Work to do -
From the listing that follows, output everything exactly except the pictures.

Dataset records
_____

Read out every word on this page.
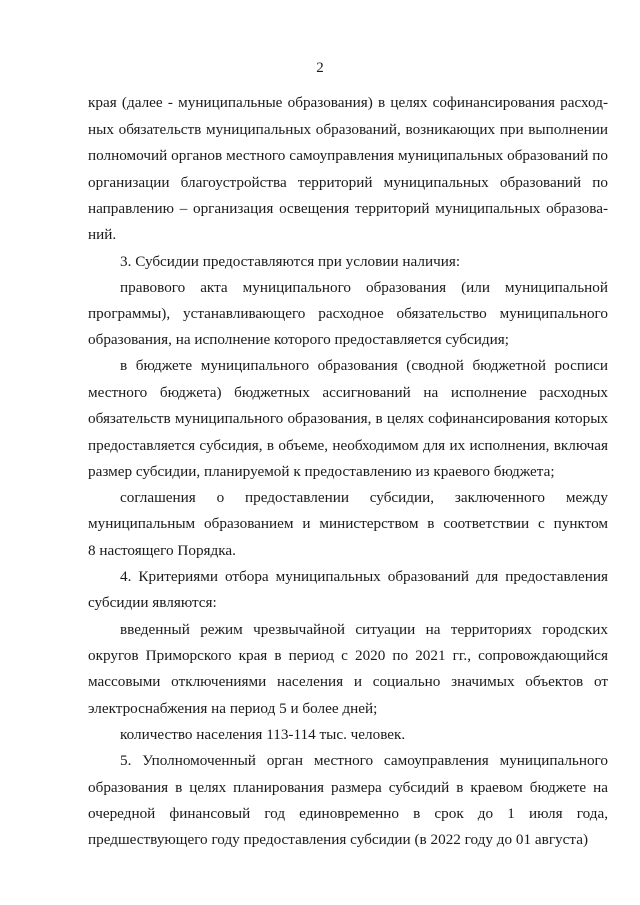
2
края (далее - муниципальные образования) в целях софинансирования расход-
ных обязательств муниципальных образований, возникающих при выполнении
полномочий органов местного самоуправления муниципальных образований по
организации благоустройства территорий муниципальных образований по
направлению – организация освещения территорий муниципальных образова-
ний.
3. Субсидии предоставляются при условии наличия:
правового акта муниципального образования (или муниципальной
программы), устанавливающего расходное обязательство муниципального
образования, на исполнение которого предоставляется субсидия;
в бюджете муниципального образования (сводной бюджетной росписи
местного бюджета) бюджетных ассигнований на исполнение расходных
обязательств муниципального образования, в целях софинансирования которых
предоставляется субсидия, в объеме, необходимом для их исполнения, включая
размер субсидии, планируемой к предоставлению из краевого бюджета;
соглашения о предоставлении субсидии, заключенного между
муниципальным образованием и министерством в соответствии с пунктом
8 настоящего Порядка.
4. Критериями отбора муниципальных образований для предоставления
субсидии являются:
введенный режим чрезвычайной ситуации на территориях городских
округов Приморского края в период с 2020 по 2021 гг., сопровождающийся
массовыми отключениями населения и социально значимых объектов от
электроснабжения на период 5 и более дней;
количество населения 113-114 тыс. человек.
5. Уполномоченный орган местного самоуправления муниципального
образования в целях планирования размера субсидий в краевом бюджете на
очередной финансовый год единовременно в срок до 1 июля года,
предшествующего году предоставления субсидии (в 2022 году до 01 августа)
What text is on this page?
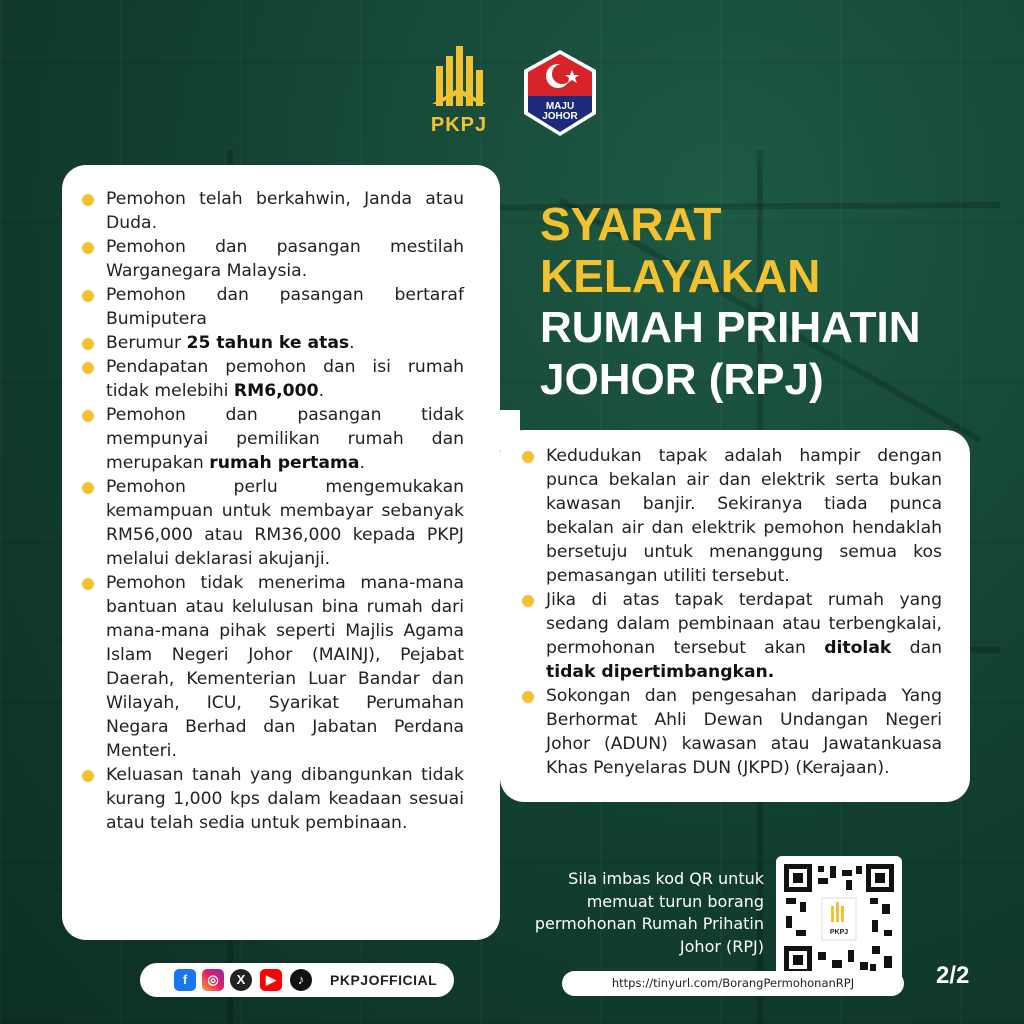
PKPJ
MAJU
JOHOR
Pemohon telah berkahwin, Janda atau Duda.
Pemohon dan pasangan mestilah Warganegara Malaysia.
Pemohon dan pasangan bertaraf Bumiputera
Berumur 25 tahun ke atas.
Pendapatan pemohon dan isi rumah tidak melebihi RM6,000.
Pemohon dan pasangan tidak mempunyai pemilikan rumah dan merupakan rumah pertama.
Pemohon perlu mengemukakan kemampuan untuk membayar sebanyak RM56,000 atau RM36,000 kepada PKPJ melalui deklarasi akujanji.
Pemohon tidak menerima mana-mana bantuan atau kelulusan bina rumah dari mana-mana pihak seperti Majlis Agama Islam Negeri Johor (MAINJ), Pejabat Daerah, Kementerian Luar Bandar dan Wilayah, ICU, Syarikat Perumahan Negara Berhad dan Jabatan Perdana Menteri.
Keluasan tanah yang dibangunkan tidak kurang 1,000 kps dalam keadaan sesuai atau telah sedia untuk pembinaan.
Kedudukan tapak adalah hampir dengan punca bekalan air dan elektrik serta bukan kawasan banjir. Sekiranya tiada punca bekalan air dan elektrik pemohon hendaklah bersetuju untuk menanggung semua kos pemasangan utiliti tersebut.
Jika di atas tapak terdapat rumah yang sedang dalam pembinaan atau terbengkalai, permohonan tersebut akan ditolak dan tidak dipertimbangkan.
Sokongan dan pengesahan daripada Yang Berhormat Ahli Dewan Undangan Negeri Johor (ADUN) kawasan atau Jawatankuasa Khas Penyelaras DUN (JKPD) (Kerajaan).
SYARAT
KELAYAKAN
RUMAH PRIHATIN
JOHOR (RPJ)
Sila imbas kod QR untuk memuat turun borang permohonan Rumah Prihatin Johor (RPJ)
PKPJ
https://tinyurl.com/BorangPermohonanRPJ	2/2
f	◎	X	▶	♪	PKPJOFFICIAL
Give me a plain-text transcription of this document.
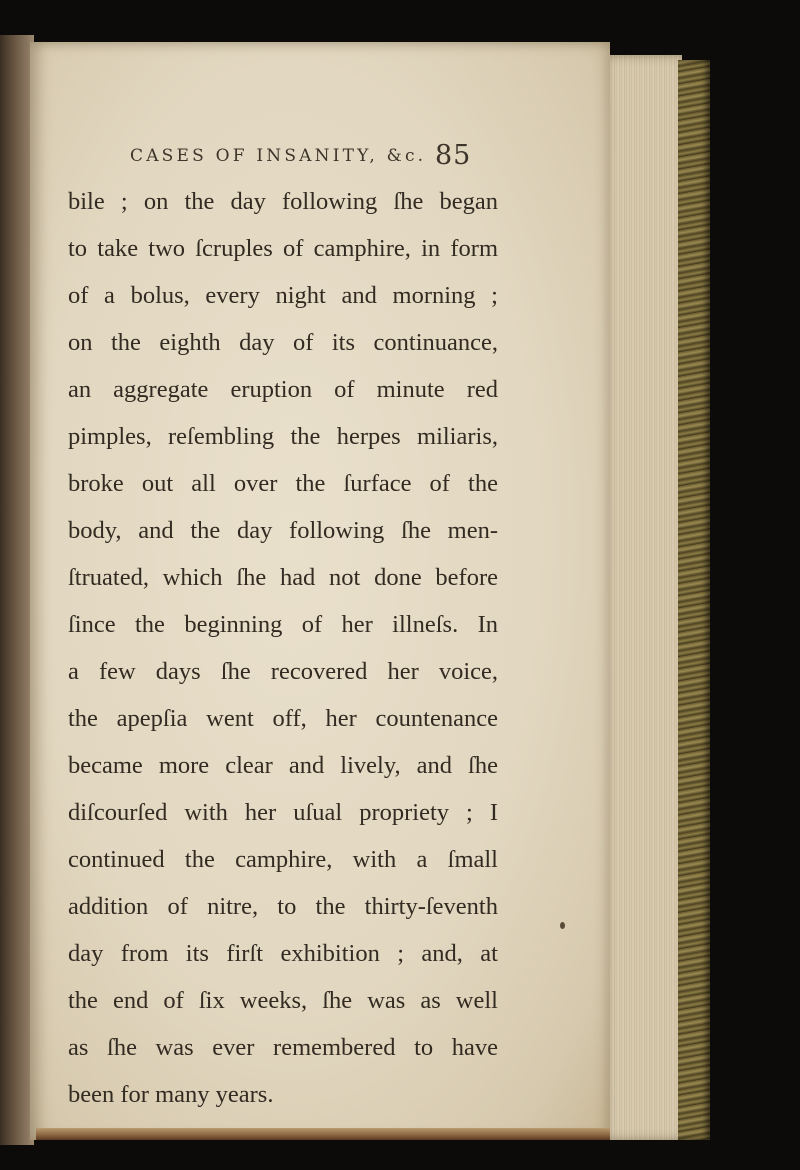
CASES OF INSANITY, &c. 85
bile ; on the day following ſhe began
to take two ſcruples of camphire, in form
of a bolus, every night and morning ;
on the eighth day of its continuance,
an aggregate eruption of minute red
pimples, reſembling the herpes miliaris,
broke out all over the ſurface of the
body, and the day following ſhe men-
ſtruated, which ſhe had not done before
ſince the beginning of her illneſs. In
a few days ſhe recovered her voice,
the apepſia went off, her countenance
became more clear and lively, and ſhe
diſcourſed with her uſual propriety ; I
continued the camphire, with a ſmall
addition of nitre, to the thirty-ſeventh
day from its firſt exhibition ; and, at
the end of ſix weeks, ſhe was as well
as ſhe was ever remembered to have
been for many years.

_____

Exercise output -
Read out every word on this page.
2
края (далее - муниципальные образования) в целях софинансирования расход-
ных обязательств муниципальных образований, возникающих при выполнении
полномочий органов местного самоуправления муниципальных образований по
организации благоустройства территорий муниципальных образований по
направлению – организация освещения территорий муниципальных образова-
ний.
3. Субсидии предоставляются при условии наличия:
правового акта муниципального образования (или муниципальной
программы), устанавливающего расходное обязательство муниципального
образования, на исполнение которого предоставляется субсидия;
в бюджете муниципального образования (сводной бюджетной росписи
местного бюджета) бюджетных ассигнований на исполнение расходных
обязательств муниципального образования, в целях софинансирования которых
предоставляется субсидия, в объеме, необходимом для их исполнения, включая
размер субсидии, планируемой к предоставлению из краевого бюджета;
соглашения о предоставлении субсидии, заключенного между
муниципальным образованием и министерством в соответствии с пунктом
8 настоящего Порядка.
4. Критериями отбора муниципальных образований для предоставления
субсидии являются:
введенный режим чрезвычайной ситуации на территориях городских
округов Приморского края в период с 2020 по 2021 гг., сопровождающийся
массовыми отключениями населения и социально значимых объектов от
электроснабжения на период 5 и более дней;
количество населения 113-114 тыс. человек.
5. Уполномоченный орган местного самоуправления муниципального
образования в целях планирования размера субсидий в краевом бюджете на
очередной финансовый год единовременно в срок до 1 июля года,
предшествующего году предоставления субсидии (в 2022 году до 01 августа)
What text is on this page?
PKPJ
MAJU
JOHOR
Pemohon telah berkahwin, Janda atau Duda.
Pemohon dan pasangan mestilah Warganegara Malaysia.
Pemohon dan pasangan bertaraf Bumiputera
Berumur 25 tahun ke atas.
Pendapatan pemohon dan isi rumah tidak melebihi RM6,000.
Pemohon dan pasangan tidak mempunyai pemilikan rumah dan merupakan rumah pertama.
Pemohon perlu mengemukakan kemampuan untuk membayar sebanyak RM56,000 atau RM36,000 kepada PKPJ melalui deklarasi akujanji.
Pemohon tidak menerima mana-mana bantuan atau kelulusan bina rumah dari mana-mana pihak seperti Majlis Agama Islam Negeri Johor (MAINJ), Pejabat Daerah, Kementerian Luar Bandar dan Wilayah, ICU, Syarikat Perumahan Negara Berhad dan Jabatan Perdana Menteri.
Keluasan tanah yang dibangunkan tidak kurang 1,000 kps dalam keadaan sesuai atau telah sedia untuk pembinaan.
Kedudukan tapak adalah hampir dengan punca bekalan air dan elektrik serta bukan kawasan banjir. Sekiranya tiada punca bekalan air dan elektrik pemohon hendaklah bersetuju untuk menanggung semua kos pemasangan utiliti tersebut.
Jika di atas tapak terdapat rumah yang sedang dalam pembinaan atau terbengkalai, permohonan tersebut akan ditolak dan tidak dipertimbangkan.
Sokongan dan pengesahan daripada Yang Berhormat Ahli Dewan Undangan Negeri Johor (ADUN) kawasan atau Jawatankuasa Khas Penyelaras DUN (JKPD) (Kerajaan).
SYARAT
KELAYAKAN
RUMAH PRIHATIN
JOHOR (RPJ)
Sila imbas kod QR untuk memuat turun borang permohonan Rumah Prihatin Johor (RPJ)
PKPJ
https://tinyurl.com/BorangPermohonanRPJ	2/2
f	◎	X	▶	♪	PKPJOFFICIAL
Give me a plain-text transcription of this document.
CASES OF INSANITY, &c. 85
bile ; on the day following ſhe began
to take two ſcruples of camphire, in form
of a bolus, every night and morning ;
on the eighth day of its continuance,
an aggregate eruption of minute red
pimples, reſembling the herpes miliaris,
broke out all over the ſurface of the
body, and the day following ſhe men-
ſtruated, which ſhe had not done before
ſince the beginning of her illneſs. In
a few days ſhe recovered her voice,
the apepſia went off, her countenance
became more clear and lively, and ſhe
diſcourſed with her uſual propriety ; I
continued the camphire, with a ſmall
addition of nitre, to the thirty-ſeventh
day from its firſt exhibition ; and, at
the end of ſix weeks, ſhe was as well
as ſhe was ever remembered to have
been for many years.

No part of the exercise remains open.